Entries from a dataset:
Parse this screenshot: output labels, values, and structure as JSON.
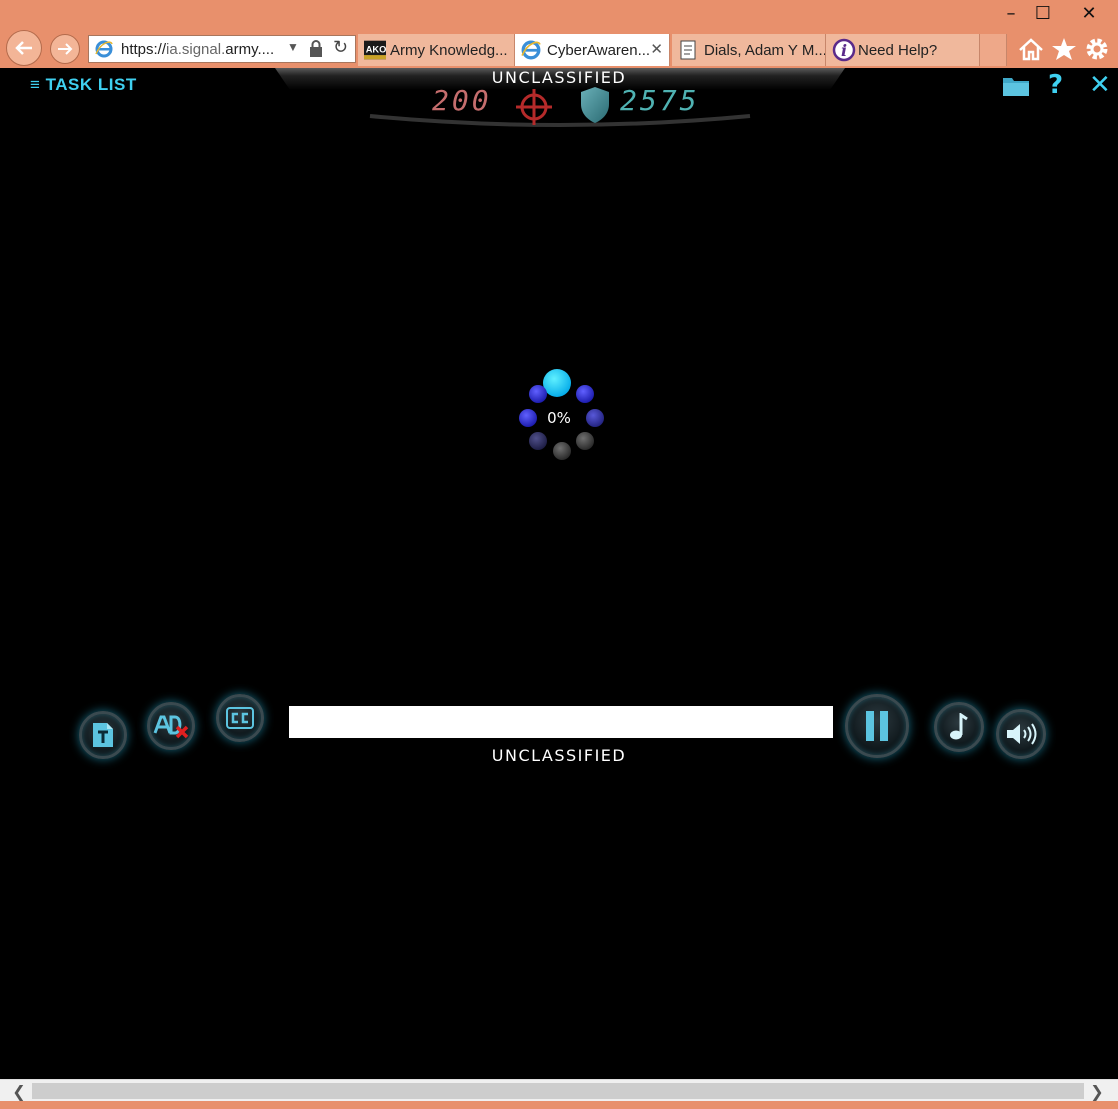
{
  "browser": {
    "address": {
      "url_prefix": "https://",
      "url_gray": "ia.signal.",
      "url_rest": "army...."
    },
    "tabs": [
      {
        "label": "Army Knowledg...",
        "icon": "ako-logo"
      },
      {
        "label": "CyberAwaren...",
        "icon": "ie-icon",
        "active": true
      },
      {
        "label": "Dials, Adam Y M...",
        "icon": "page-icon"
      },
      {
        "label": "Need Help?",
        "icon": "info-icon"
      }
    ],
    "ako_text": "AKO",
    "controls": {
      "minimize": "–",
      "maximize": "☐",
      "close": "✕"
    }
  },
  "game": {
    "task_list_label": "TASK LIST",
    "classification_top": "UNCLASSIFIED",
    "classification_bottom": "UNCLASSIFIED",
    "score_attack": "200",
    "score_defense": "2575",
    "loading_percent": "0%",
    "accent_color": "#3fd0f0"
  }
}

### Problem to solve:
Output the entries above exactly, without their pictures.

### Finished task:
Parse this screenshot: output labels, values, and structure as JSON.
{
  "browser": {
    "address": {
      "url_prefix": "https://",
      "url_gray": "ia.signal.",
      "url_rest": "army...."
    },
    "tabs": [
      {
        "label": "Army Knowledg...",
        "icon": "ako-logo"
      },
      {
        "label": "CyberAwaren...",
        "icon": "ie-icon",
        "active": true
      },
      {
        "label": "Dials, Adam Y M...",
        "icon": "page-icon"
      },
      {
        "label": "Need Help?",
        "icon": "info-icon"
      }
    ],
    "ako_text": "AKO",
    "controls": {
      "minimize": "–",
      "maximize": "☐",
      "close": "✕"
    }
  },
  "game": {
    "task_list_label": "TASK LIST",
    "classification_top": "UNCLASSIFIED",
    "classification_bottom": "UNCLASSIFIED",
    "score_attack": "200",
    "score_defense": "2575",
    "loading_percent": "0%",
    "accent_color": "#3fd0f0"
  }
}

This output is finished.